Stored records.
--- START ---

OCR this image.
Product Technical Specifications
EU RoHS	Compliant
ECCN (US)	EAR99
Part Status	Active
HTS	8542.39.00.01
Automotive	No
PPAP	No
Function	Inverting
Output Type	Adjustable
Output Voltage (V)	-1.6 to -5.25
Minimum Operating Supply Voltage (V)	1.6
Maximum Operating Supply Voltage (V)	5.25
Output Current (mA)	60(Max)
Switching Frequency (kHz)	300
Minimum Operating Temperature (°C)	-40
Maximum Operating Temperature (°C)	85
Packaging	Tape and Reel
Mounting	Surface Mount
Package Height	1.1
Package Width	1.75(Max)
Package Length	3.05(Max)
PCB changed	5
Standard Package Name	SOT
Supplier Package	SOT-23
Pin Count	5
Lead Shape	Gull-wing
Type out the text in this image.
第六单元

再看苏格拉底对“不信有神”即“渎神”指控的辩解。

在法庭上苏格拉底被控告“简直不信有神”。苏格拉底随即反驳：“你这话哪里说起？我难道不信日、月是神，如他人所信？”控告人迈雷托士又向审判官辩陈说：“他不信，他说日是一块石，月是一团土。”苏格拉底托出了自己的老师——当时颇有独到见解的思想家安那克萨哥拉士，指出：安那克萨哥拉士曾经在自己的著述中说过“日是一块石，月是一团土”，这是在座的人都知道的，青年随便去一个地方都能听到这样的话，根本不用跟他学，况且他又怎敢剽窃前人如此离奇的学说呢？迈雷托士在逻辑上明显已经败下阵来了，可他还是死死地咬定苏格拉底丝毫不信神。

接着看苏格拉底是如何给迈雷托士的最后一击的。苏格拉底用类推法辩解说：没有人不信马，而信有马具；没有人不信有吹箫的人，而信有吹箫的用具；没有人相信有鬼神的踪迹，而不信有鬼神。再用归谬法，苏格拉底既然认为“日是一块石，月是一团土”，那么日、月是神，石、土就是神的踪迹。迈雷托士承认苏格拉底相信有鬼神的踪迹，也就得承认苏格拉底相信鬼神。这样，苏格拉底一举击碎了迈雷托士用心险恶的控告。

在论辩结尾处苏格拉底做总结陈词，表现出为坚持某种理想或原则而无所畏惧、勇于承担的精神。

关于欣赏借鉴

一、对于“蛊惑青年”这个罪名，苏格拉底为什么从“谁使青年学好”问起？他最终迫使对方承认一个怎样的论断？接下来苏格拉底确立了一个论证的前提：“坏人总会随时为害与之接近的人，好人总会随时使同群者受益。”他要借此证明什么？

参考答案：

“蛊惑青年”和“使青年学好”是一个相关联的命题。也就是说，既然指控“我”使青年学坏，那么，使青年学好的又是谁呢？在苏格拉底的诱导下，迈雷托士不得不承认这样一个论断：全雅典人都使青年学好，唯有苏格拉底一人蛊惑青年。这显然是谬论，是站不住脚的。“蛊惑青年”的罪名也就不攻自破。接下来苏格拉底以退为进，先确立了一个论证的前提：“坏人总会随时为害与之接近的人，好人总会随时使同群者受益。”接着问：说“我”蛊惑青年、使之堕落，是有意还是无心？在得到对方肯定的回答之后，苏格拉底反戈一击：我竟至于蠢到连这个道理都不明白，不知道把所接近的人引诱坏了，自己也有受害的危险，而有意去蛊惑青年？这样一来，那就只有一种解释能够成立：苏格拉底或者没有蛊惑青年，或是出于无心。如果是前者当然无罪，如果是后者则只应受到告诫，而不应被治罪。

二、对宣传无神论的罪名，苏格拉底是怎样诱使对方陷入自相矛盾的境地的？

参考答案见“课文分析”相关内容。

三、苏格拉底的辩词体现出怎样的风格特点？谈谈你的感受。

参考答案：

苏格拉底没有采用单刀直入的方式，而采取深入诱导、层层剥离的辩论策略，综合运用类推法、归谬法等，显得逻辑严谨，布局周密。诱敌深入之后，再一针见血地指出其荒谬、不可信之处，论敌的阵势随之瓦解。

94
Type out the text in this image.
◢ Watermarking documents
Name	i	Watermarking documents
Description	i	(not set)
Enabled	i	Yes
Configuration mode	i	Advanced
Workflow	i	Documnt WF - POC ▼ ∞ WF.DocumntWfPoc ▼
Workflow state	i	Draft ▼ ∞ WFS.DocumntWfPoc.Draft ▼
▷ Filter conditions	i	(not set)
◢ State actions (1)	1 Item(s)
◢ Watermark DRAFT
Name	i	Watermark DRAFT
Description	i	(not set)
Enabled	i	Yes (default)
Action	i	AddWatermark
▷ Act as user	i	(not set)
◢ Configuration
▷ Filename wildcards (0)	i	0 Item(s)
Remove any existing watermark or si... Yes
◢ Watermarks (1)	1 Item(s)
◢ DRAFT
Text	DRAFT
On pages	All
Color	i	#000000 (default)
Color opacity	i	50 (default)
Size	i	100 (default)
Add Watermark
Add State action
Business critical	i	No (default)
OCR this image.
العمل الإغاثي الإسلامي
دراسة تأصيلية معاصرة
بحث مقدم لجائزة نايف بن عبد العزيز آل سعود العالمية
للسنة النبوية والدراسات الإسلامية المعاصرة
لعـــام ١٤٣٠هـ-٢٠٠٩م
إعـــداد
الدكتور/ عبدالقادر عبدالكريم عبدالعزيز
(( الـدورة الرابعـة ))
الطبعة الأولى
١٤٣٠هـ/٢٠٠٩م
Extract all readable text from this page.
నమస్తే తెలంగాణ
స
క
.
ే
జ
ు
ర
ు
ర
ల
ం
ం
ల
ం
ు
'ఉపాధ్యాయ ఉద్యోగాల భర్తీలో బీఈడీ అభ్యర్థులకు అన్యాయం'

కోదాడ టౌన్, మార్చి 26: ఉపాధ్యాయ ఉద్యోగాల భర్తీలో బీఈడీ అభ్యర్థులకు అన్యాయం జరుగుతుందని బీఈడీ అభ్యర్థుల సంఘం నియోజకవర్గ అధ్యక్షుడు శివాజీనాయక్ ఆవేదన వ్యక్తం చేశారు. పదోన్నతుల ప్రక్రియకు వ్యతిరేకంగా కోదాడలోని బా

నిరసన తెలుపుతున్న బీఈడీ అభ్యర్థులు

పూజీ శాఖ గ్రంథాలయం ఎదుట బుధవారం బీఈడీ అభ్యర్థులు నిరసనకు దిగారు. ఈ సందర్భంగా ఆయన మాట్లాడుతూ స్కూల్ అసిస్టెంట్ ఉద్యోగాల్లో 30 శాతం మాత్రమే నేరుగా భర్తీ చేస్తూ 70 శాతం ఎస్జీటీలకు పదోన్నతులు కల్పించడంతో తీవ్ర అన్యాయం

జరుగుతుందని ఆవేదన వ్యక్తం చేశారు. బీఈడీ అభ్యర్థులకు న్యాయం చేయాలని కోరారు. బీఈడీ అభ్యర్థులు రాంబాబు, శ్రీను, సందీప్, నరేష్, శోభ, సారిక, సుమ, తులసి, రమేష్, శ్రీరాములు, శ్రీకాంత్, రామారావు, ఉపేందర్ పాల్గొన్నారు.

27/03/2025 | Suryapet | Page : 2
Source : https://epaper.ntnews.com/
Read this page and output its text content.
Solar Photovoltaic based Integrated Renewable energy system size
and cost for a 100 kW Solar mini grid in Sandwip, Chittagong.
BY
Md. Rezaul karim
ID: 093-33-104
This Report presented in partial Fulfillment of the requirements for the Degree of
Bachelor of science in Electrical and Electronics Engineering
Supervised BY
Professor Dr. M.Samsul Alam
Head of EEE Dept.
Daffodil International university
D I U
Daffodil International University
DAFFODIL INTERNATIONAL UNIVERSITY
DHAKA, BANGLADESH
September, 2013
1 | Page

--- END ---

The task. Reproduce the complete data exactly as presented above.

Response.
OCR this image.
Product Technical Specifications
EU RoHS	Compliant
ECCN (US)	EAR99
Part Status	Active
HTS	8542.39.00.01
Automotive	No
PPAP	No
Function	Inverting
Output Type	Adjustable
Output Voltage (V)	-1.6 to -5.25
Minimum Operating Supply Voltage (V)	1.6
Maximum Operating Supply Voltage (V)	5.25
Output Current (mA)	60(Max)
Switching Frequency (kHz)	300
Minimum Operating Temperature (°C)	-40
Maximum Operating Temperature (°C)	85
Packaging	Tape and Reel
Mounting	Surface Mount
Package Height	1.1
Package Width	1.75(Max)
Package Length	3.05(Max)
PCB changed	5
Standard Package Name	SOT
Supplier Package	SOT-23
Pin Count	5
Lead Shape	Gull-wing
Type out the text in this image.
第六单元

再看苏格拉底对“不信有神”即“渎神”指控的辩解。

在法庭上苏格拉底被控告“简直不信有神”。苏格拉底随即反驳：“你这话哪里说起？我难道不信日、月是神，如他人所信？”控告人迈雷托士又向审判官辩陈说：“他不信，他说日是一块石，月是一团土。”苏格拉底托出了自己的老师——当时颇有独到见解的思想家安那克萨哥拉士，指出：安那克萨哥拉士曾经在自己的著述中说过“日是一块石，月是一团土”，这是在座的人都知道的，青年随便去一个地方都能听到这样的话，根本不用跟他学，况且他又怎敢剽窃前人如此离奇的学说呢？迈雷托士在逻辑上明显已经败下阵来了，可他还是死死地咬定苏格拉底丝毫不信神。

接着看苏格拉底是如何给迈雷托士的最后一击的。苏格拉底用类推法辩解说：没有人不信马，而信有马具；没有人不信有吹箫的人，而信有吹箫的用具；没有人相信有鬼神的踪迹，而不信有鬼神。再用归谬法，苏格拉底既然认为“日是一块石，月是一团土”，那么日、月是神，石、土就是神的踪迹。迈雷托士承认苏格拉底相信有鬼神的踪迹，也就得承认苏格拉底相信鬼神。这样，苏格拉底一举击碎了迈雷托士用心险恶的控告。

在论辩结尾处苏格拉底做总结陈词，表现出为坚持某种理想或原则而无所畏惧、勇于承担的精神。

关于欣赏借鉴

一、对于“蛊惑青年”这个罪名，苏格拉底为什么从“谁使青年学好”问起？他最终迫使对方承认一个怎样的论断？接下来苏格拉底确立了一个论证的前提：“坏人总会随时为害与之接近的人，好人总会随时使同群者受益。”他要借此证明什么？

参考答案：

“蛊惑青年”和“使青年学好”是一个相关联的命题。也就是说，既然指控“我”使青年学坏，那么，使青年学好的又是谁呢？在苏格拉底的诱导下，迈雷托士不得不承认这样一个论断：全雅典人都使青年学好，唯有苏格拉底一人蛊惑青年。这显然是谬论，是站不住脚的。“蛊惑青年”的罪名也就不攻自破。接下来苏格拉底以退为进，先确立了一个论证的前提：“坏人总会随时为害与之接近的人，好人总会随时使同群者受益。”接着问：说“我”蛊惑青年、使之堕落，是有意还是无心？在得到对方肯定的回答之后，苏格拉底反戈一击：我竟至于蠢到连这个道理都不明白，不知道把所接近的人引诱坏了，自己也有受害的危险，而有意去蛊惑青年？这样一来，那就只有一种解释能够成立：苏格拉底或者没有蛊惑青年，或是出于无心。如果是前者当然无罪，如果是后者则只应受到告诫，而不应被治罪。

二、对宣传无神论的罪名，苏格拉底是怎样诱使对方陷入自相矛盾的境地的？

参考答案见“课文分析”相关内容。

三、苏格拉底的辩词体现出怎样的风格特点？谈谈你的感受。

参考答案：

苏格拉底没有采用单刀直入的方式，而采取深入诱导、层层剥离的辩论策略，综合运用类推法、归谬法等，显得逻辑严谨，布局周密。诱敌深入之后，再一针见血地指出其荒谬、不可信之处，论敌的阵势随之瓦解。

94
Type out the text in this image.
◢ Watermarking documents
Name	i	Watermarking documents
Description	i	(not set)
Enabled	i	Yes
Configuration mode	i	Advanced
Workflow	i	Documnt WF - POC ▼ ∞ WF.DocumntWfPoc ▼
Workflow state	i	Draft ▼ ∞ WFS.DocumntWfPoc.Draft ▼
▷ Filter conditions	i	(not set)
◢ State actions (1)	1 Item(s)
◢ Watermark DRAFT
Name	i	Watermark DRAFT
Description	i	(not set)
Enabled	i	Yes (default)
Action	i	AddWatermark
▷ Act as user	i	(not set)
◢ Configuration
▷ Filename wildcards (0)	i	0 Item(s)
Remove any existing watermark or si... Yes
◢ Watermarks (1)	1 Item(s)
◢ DRAFT
Text	DRAFT
On pages	All
Color	i	#000000 (default)
Color opacity	i	50 (default)
Size	i	100 (default)
Add Watermark
Add State action
Business critical	i	No (default)
OCR this image.
العمل الإغاثي الإسلامي
دراسة تأصيلية معاصرة
بحث مقدم لجائزة نايف بن عبد العزيز آل سعود العالمية
للسنة النبوية والدراسات الإسلامية المعاصرة
لعـــام ١٤٣٠هـ-٢٠٠٩م
إعـــداد
الدكتور/ عبدالقادر عبدالكريم عبدالعزيز
(( الـدورة الرابعـة ))
الطبعة الأولى
١٤٣٠هـ/٢٠٠٩م
Extract all readable text from this page.
నమస్తే తెలంగాణ
స
క
.
ే
జ
ు
ర
ు
ర
ల
ం
ం
ల
ం
ు
'ఉపాధ్యాయ ఉద్యోగాల భర్తీలో బీఈడీ అభ్యర్థులకు అన్యాయం'

కోదాడ టౌన్, మార్చి 26: ఉపాధ్యాయ ఉద్యోగాల భర్తీలో బీఈడీ అభ్యర్థులకు అన్యాయం జరుగుతుందని బీఈడీ అభ్యర్థుల సంఘం నియోజకవర్గ అధ్యక్షుడు శివాజీనాయక్ ఆవేదన వ్యక్తం చేశారు. పదోన్నతుల ప్రక్రియకు వ్యతిరేకంగా కోదాడలోని బా

నిరసన తెలుపుతున్న బీఈడీ అభ్యర్థులు

పూజీ శాఖ గ్రంథాలయం ఎదుట బుధవారం బీఈడీ అభ్యర్థులు నిరసనకు దిగారు. ఈ సందర్భంగా ఆయన మాట్లాడుతూ స్కూల్ అసిస్టెంట్ ఉద్యోగాల్లో 30 శాతం మాత్రమే నేరుగా భర్తీ చేస్తూ 70 శాతం ఎస్జీటీలకు పదోన్నతులు కల్పించడంతో తీవ్ర అన్యాయం

జరుగుతుందని ఆవేదన వ్యక్తం చేశారు. బీఈడీ అభ్యర్థులకు న్యాయం చేయాలని కోరారు. బీఈడీ అభ్యర్థులు రాంబాబు, శ్రీను, సందీప్, నరేష్, శోభ, సారిక, సుమ, తులసి, రమేష్, శ్రీరాములు, శ్రీకాంత్, రామారావు, ఉపేందర్ పాల్గొన్నారు.

27/03/2025 | Suryapet | Page : 2
Source : https://epaper.ntnews.com/
Read this page and output its text content.
Solar Photovoltaic based Integrated Renewable energy system size
and cost for a 100 kW Solar mini grid in Sandwip, Chittagong.
BY
Md. Rezaul karim
ID: 093-33-104
This Report presented in partial Fulfillment of the requirements for the Degree of
Bachelor of science in Electrical and Electronics Engineering
Supervised BY
Professor Dr. M.Samsul Alam
Head of EEE Dept.
Daffodil International university
D I U
Daffodil International University
DAFFODIL INTERNATIONAL UNIVERSITY
DHAKA, BANGLADESH
September, 2013
1 | Page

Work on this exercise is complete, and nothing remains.